(Data items)
______________________________
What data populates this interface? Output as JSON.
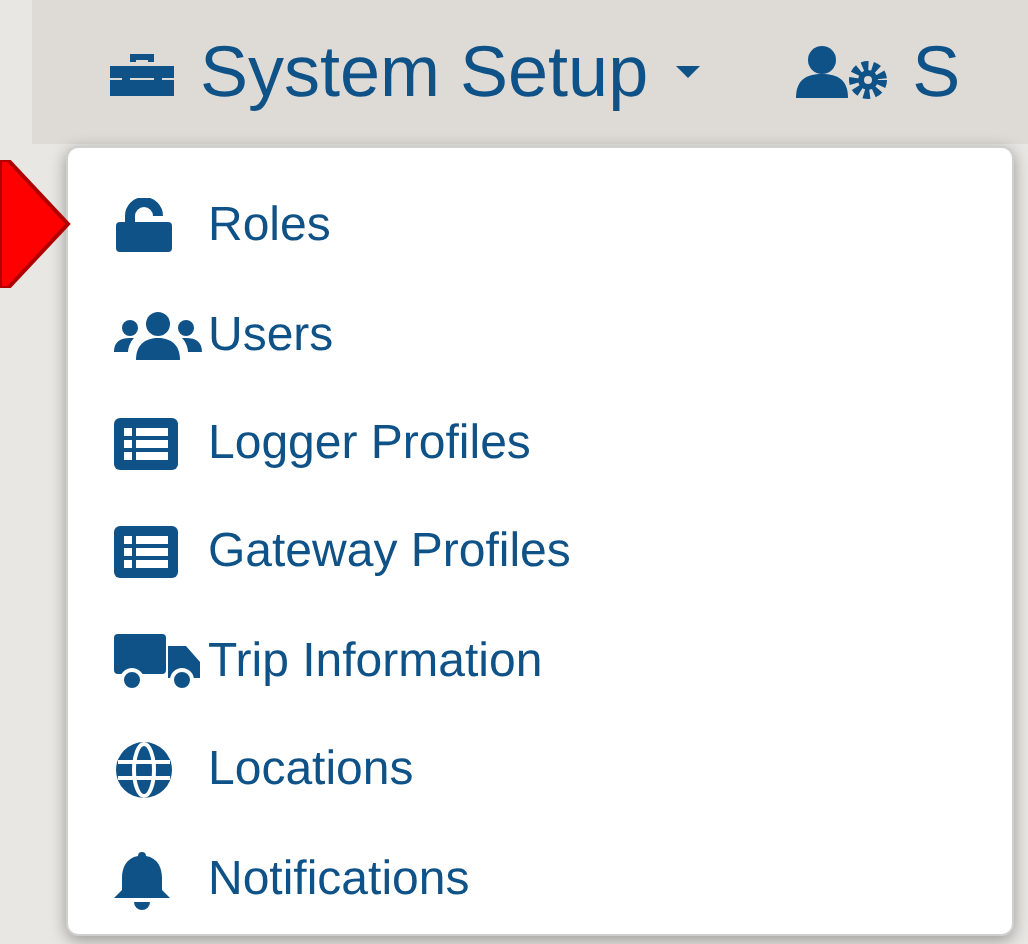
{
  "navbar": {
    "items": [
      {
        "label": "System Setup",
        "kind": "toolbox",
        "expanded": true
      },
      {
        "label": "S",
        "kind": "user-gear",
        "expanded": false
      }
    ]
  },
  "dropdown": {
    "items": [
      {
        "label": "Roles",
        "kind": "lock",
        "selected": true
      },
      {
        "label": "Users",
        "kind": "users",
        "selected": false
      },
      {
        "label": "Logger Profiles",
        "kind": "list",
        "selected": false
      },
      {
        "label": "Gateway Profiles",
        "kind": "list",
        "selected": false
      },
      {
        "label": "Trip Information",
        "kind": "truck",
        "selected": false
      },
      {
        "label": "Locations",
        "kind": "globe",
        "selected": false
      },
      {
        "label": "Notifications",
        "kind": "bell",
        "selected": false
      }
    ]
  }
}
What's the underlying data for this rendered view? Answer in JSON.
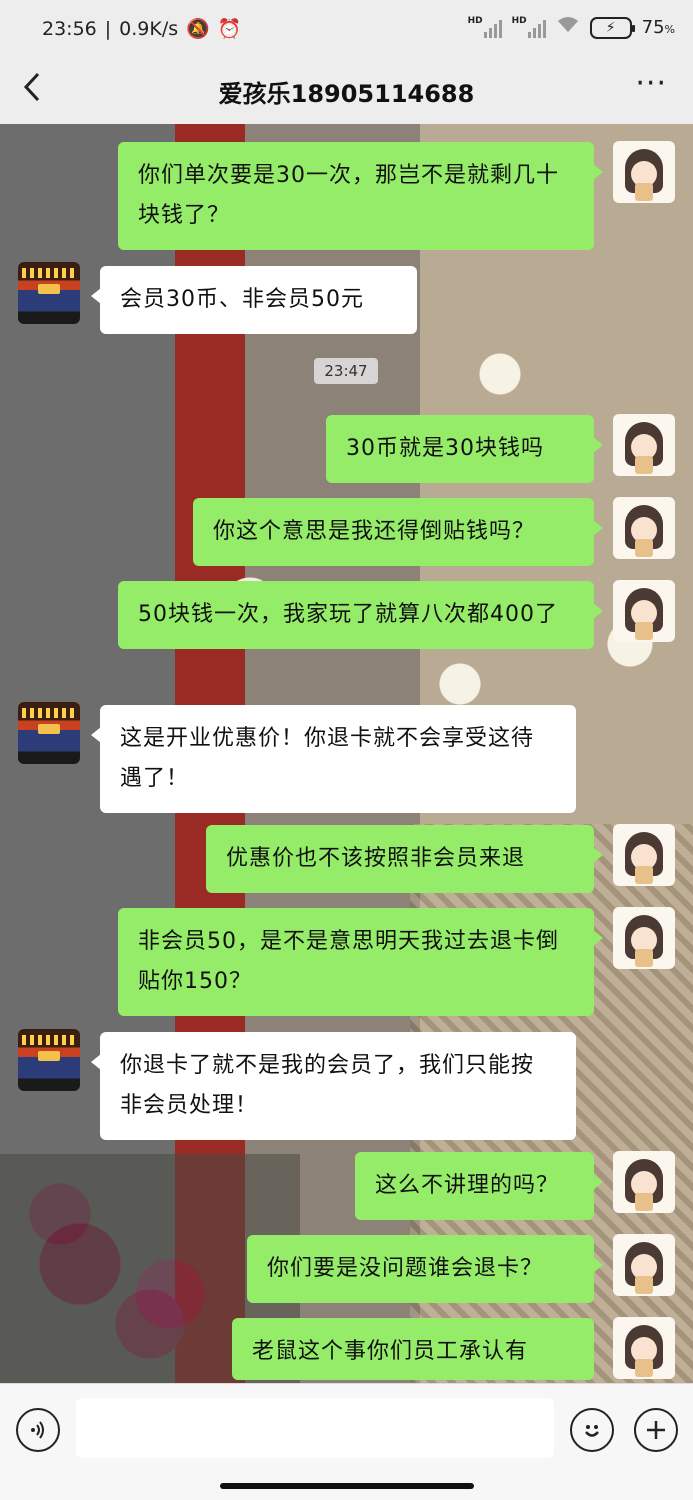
______________________________
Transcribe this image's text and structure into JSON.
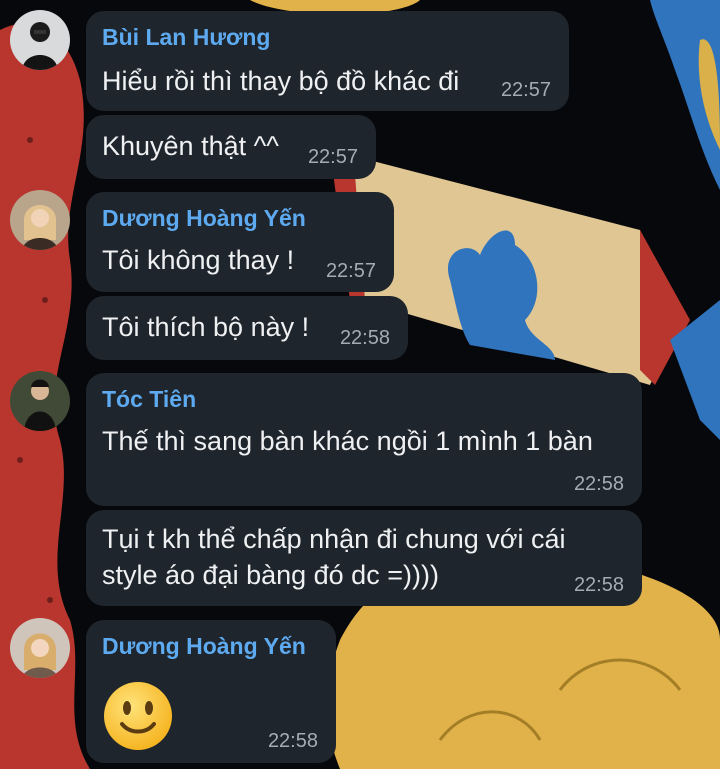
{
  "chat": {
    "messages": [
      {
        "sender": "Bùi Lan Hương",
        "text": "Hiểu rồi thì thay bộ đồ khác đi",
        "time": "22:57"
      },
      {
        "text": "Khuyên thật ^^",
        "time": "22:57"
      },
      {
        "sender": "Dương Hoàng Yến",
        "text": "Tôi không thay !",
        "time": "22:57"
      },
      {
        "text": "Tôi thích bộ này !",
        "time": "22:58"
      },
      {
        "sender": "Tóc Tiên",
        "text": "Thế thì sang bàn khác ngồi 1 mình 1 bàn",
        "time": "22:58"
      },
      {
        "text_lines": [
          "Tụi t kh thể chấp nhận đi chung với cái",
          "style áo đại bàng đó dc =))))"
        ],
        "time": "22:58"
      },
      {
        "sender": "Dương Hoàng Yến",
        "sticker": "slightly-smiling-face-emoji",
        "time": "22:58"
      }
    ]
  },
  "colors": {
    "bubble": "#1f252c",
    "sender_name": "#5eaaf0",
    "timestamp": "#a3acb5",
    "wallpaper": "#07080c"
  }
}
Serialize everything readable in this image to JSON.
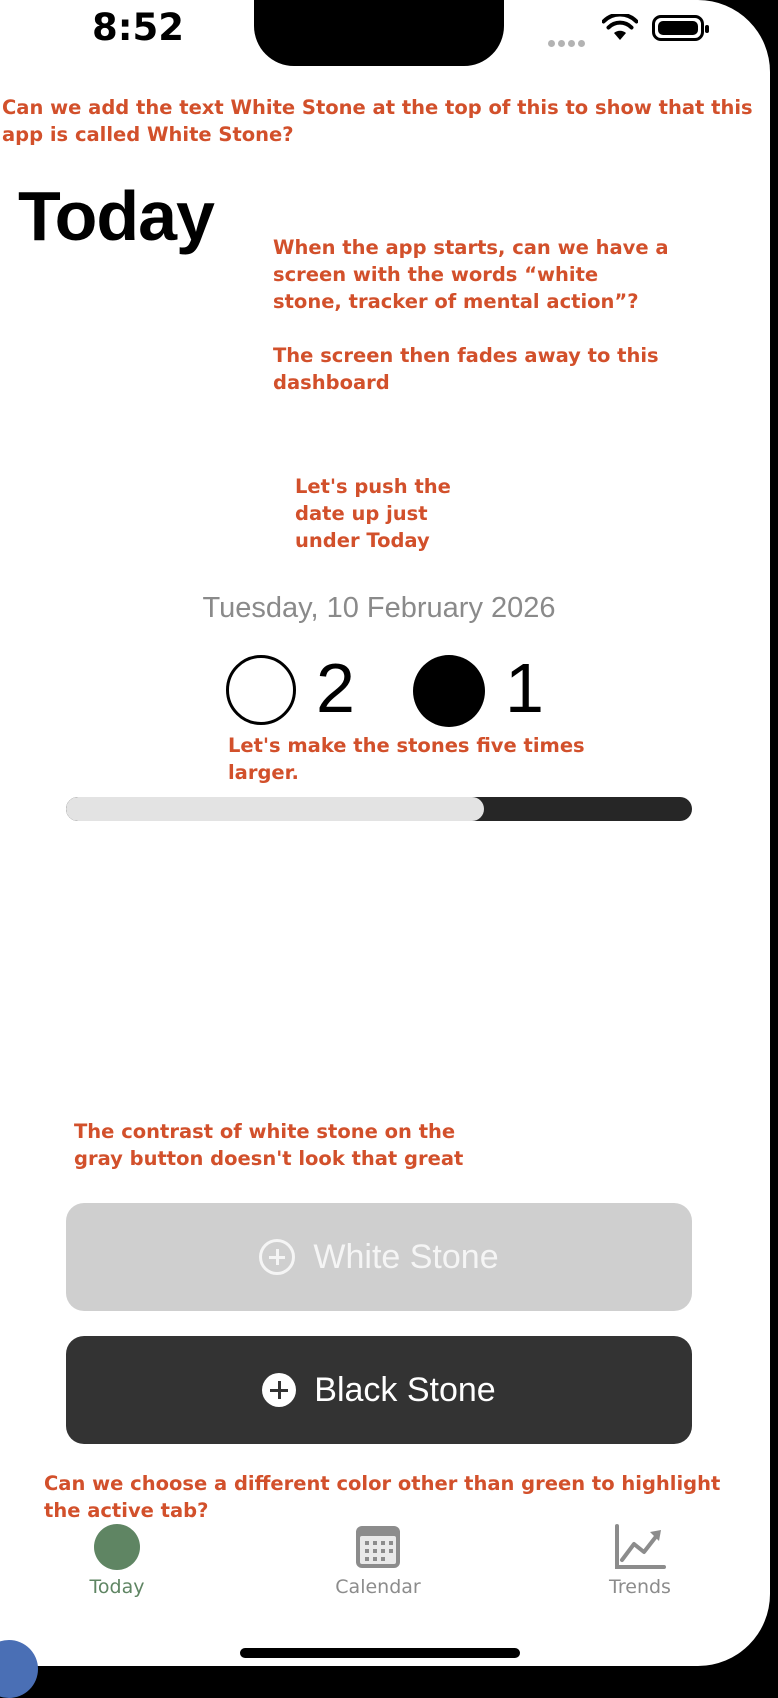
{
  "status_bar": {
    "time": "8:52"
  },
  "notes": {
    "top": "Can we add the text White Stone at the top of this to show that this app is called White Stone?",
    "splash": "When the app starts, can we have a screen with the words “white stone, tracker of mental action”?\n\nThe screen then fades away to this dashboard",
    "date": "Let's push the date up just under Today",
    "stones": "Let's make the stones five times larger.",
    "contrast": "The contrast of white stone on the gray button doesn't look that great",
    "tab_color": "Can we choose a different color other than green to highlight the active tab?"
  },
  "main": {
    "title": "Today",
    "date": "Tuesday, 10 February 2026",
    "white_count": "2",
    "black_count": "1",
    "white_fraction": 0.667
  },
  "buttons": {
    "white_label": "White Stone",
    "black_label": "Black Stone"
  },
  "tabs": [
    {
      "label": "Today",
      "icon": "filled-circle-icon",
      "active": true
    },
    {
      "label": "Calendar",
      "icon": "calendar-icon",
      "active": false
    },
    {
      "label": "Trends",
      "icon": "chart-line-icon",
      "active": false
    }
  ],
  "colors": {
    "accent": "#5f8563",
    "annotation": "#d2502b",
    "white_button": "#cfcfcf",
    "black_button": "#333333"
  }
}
______________________________
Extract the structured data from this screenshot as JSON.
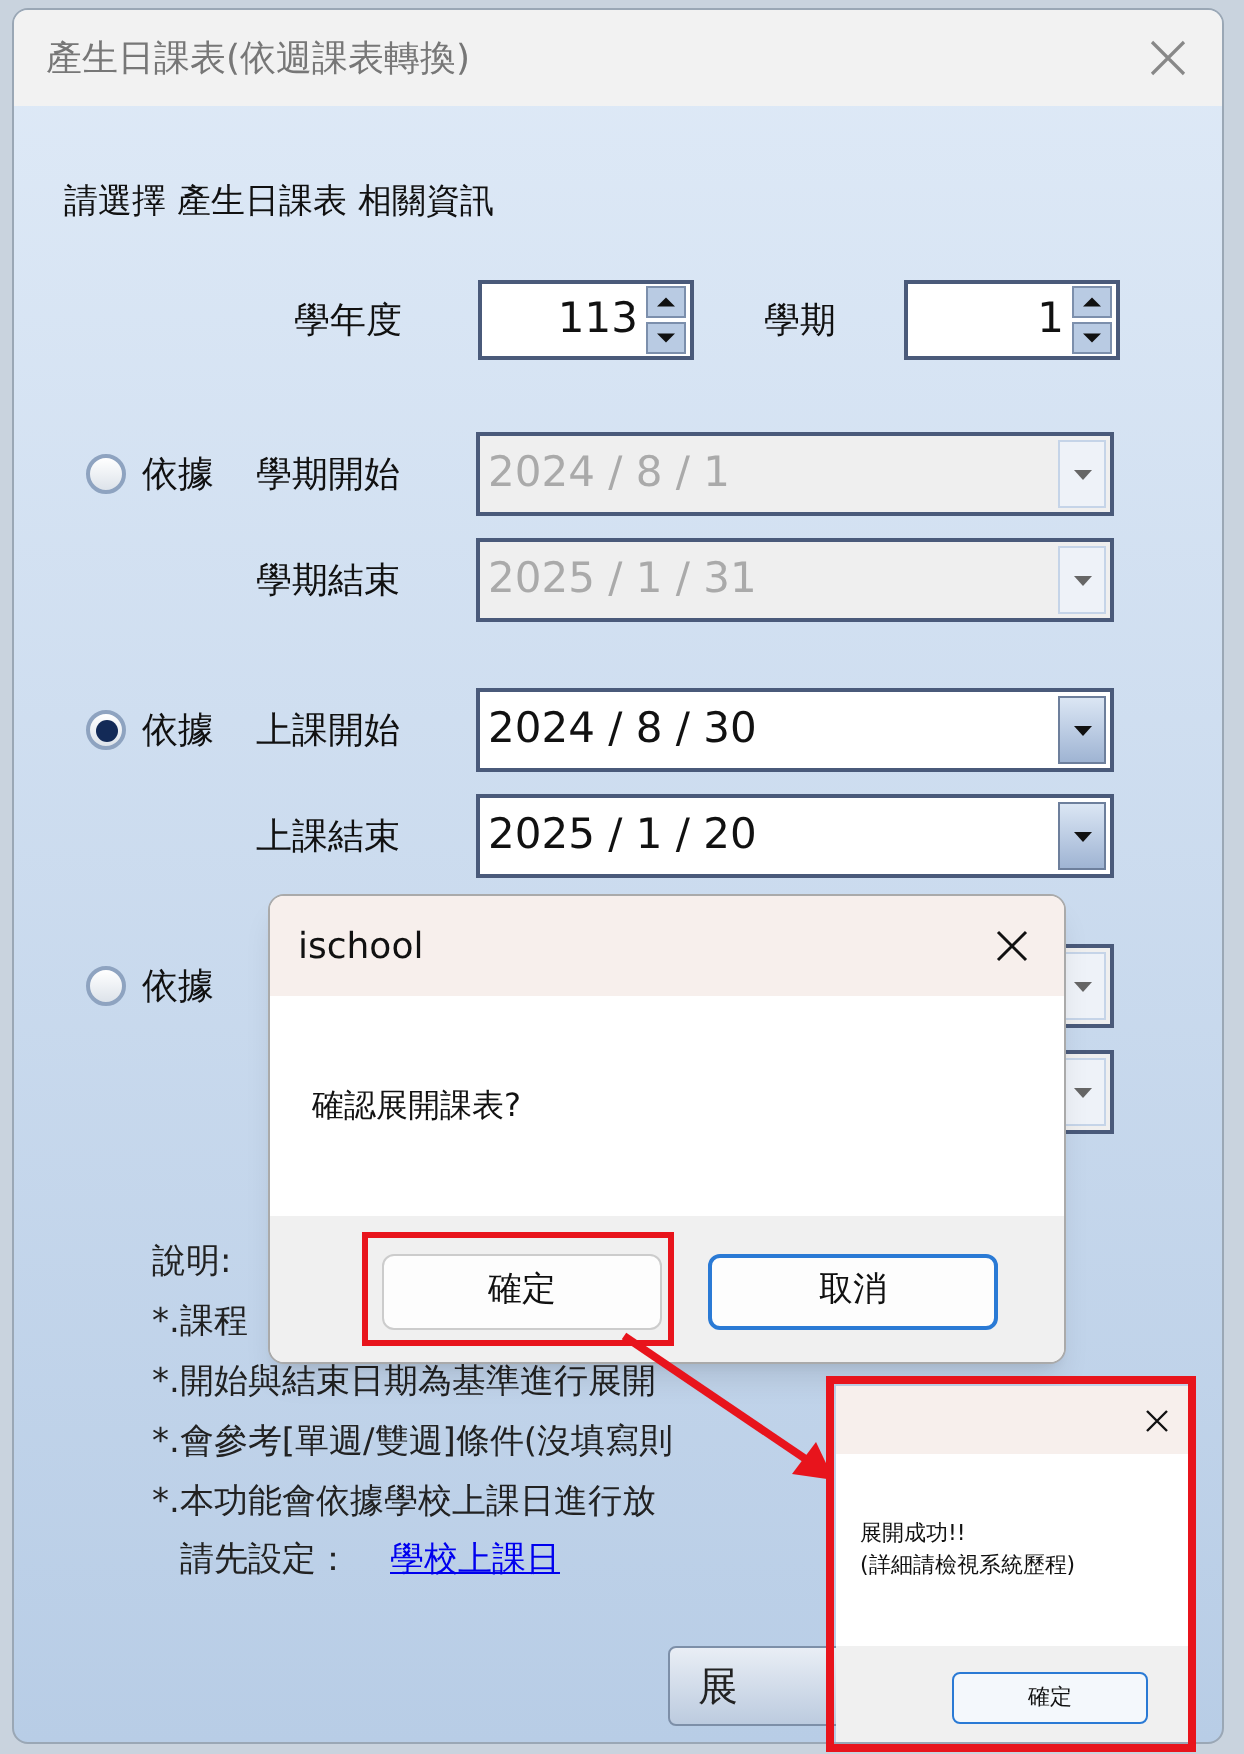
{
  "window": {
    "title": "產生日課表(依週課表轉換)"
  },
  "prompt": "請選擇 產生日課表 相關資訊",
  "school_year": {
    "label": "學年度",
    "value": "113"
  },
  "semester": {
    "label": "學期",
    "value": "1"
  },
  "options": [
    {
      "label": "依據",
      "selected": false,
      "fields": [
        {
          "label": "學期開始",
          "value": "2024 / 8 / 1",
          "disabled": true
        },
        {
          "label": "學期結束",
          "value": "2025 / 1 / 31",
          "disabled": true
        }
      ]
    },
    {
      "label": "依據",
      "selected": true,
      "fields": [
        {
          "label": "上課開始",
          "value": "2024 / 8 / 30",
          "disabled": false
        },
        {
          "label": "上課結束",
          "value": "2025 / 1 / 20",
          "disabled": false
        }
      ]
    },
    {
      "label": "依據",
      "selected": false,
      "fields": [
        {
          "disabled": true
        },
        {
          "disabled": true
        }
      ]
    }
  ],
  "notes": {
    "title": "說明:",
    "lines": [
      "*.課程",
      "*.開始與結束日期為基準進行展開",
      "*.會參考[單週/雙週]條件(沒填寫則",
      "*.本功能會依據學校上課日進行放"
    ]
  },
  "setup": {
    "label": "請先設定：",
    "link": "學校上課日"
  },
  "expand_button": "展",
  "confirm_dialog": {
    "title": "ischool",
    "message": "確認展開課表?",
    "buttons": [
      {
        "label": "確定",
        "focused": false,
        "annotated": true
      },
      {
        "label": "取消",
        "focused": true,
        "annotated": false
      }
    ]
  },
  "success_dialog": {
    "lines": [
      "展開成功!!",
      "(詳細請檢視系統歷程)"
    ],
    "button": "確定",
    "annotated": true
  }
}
______________________________
GIVEN EXERCISE -
Give again, word for word, the part that opens with the line containing "What data populates" and closes with the one containing "What's the underlying". Include both of those lines and skip all pictures.

SOLUTION TO THE PROBLEM -
What data populates this interface? Output as JSON.
{
  "navbar": {
    "items": [
      {
        "label": "System Setup",
        "kind": "toolbox",
        "expanded": true
      },
      {
        "label": "S",
        "kind": "user-gear",
        "expanded": false
      }
    ]
  },
  "dropdown": {
    "items": [
      {
        "label": "Roles",
        "kind": "lock",
        "selected": true
      },
      {
        "label": "Users",
        "kind": "users",
        "selected": false
      },
      {
        "label": "Logger Profiles",
        "kind": "list",
        "selected": false
      },
      {
        "label": "Gateway Profiles",
        "kind": "list",
        "selected": false
      },
      {
        "label": "Trip Information",
        "kind": "truck",
        "selected": false
      },
      {
        "label": "Locations",
        "kind": "globe",
        "selected": false
      },
      {
        "label": "Notifications",
        "kind": "bell",
        "selected": false
      }
    ]
  }
}
What's the underlying data for this rendered view? Answer in JSON.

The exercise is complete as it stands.